- **Exercise task**
Among the entries below, find the lines with "Process" and copy them.

= = = =

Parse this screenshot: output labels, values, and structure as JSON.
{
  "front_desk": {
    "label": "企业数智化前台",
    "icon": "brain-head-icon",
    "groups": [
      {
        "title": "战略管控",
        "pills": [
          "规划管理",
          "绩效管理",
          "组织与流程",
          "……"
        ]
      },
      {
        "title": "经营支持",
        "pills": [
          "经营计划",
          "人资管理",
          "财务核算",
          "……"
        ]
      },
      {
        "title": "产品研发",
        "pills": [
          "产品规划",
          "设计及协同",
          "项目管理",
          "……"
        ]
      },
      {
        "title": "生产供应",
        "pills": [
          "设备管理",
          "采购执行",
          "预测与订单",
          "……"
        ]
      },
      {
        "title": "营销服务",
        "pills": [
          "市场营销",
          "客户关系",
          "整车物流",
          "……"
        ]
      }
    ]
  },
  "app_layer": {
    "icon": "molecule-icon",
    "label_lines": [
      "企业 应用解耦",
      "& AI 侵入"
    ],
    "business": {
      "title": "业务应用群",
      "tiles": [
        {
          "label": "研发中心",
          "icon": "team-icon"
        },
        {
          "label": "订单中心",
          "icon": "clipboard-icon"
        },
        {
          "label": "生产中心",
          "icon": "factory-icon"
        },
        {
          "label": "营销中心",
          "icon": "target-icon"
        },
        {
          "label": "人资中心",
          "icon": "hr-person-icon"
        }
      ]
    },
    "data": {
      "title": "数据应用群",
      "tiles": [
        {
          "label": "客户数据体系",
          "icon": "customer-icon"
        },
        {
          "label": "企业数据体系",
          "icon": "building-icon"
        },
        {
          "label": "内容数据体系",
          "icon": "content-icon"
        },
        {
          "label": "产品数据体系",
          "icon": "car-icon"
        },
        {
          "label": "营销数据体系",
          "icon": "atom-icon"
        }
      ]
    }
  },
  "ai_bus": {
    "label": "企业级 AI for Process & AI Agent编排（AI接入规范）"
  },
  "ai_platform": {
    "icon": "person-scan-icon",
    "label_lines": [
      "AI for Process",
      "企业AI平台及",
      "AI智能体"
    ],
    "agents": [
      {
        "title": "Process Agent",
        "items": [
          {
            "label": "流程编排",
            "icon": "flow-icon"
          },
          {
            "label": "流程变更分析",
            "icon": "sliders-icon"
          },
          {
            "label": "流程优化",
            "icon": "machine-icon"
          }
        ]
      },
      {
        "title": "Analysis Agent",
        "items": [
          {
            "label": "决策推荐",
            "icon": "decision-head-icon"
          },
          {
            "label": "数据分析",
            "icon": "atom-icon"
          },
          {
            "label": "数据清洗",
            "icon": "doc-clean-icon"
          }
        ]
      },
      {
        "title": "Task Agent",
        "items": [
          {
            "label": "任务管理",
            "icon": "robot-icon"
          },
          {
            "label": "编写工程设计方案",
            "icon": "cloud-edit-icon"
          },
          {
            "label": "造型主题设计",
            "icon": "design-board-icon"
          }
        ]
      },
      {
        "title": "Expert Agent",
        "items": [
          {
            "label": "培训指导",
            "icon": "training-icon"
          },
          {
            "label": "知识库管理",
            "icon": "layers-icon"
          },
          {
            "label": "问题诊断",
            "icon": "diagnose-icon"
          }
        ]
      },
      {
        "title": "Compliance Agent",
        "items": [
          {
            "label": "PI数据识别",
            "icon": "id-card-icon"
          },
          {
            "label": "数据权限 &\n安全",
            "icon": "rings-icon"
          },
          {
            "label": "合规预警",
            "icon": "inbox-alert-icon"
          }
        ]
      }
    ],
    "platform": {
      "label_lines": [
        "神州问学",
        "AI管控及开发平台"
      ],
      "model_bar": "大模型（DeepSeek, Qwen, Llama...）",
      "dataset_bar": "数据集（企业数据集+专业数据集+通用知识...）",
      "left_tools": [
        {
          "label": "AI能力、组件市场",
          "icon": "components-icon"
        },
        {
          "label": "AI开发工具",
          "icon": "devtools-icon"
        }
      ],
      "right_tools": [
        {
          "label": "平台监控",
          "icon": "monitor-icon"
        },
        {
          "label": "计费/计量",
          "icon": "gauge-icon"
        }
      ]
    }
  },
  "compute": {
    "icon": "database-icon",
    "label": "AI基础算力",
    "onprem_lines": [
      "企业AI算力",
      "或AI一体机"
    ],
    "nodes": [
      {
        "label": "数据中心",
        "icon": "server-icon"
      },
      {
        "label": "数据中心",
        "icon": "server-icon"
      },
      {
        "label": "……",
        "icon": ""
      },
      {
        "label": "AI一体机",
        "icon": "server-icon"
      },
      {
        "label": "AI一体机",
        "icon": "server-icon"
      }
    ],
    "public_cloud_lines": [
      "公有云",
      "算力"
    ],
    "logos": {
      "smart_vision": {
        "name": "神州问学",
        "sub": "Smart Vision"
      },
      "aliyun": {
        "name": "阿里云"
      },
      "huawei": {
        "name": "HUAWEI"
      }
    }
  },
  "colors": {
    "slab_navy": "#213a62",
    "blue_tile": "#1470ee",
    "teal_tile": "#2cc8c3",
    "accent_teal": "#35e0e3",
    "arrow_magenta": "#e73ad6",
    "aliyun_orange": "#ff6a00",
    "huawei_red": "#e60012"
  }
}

= = = =

- **Result of this exercise**
    "label": "企业级 AI for Process & AI Agent编排（AI接入规范）"
      "AI for Process",
        "title": "Process Agent",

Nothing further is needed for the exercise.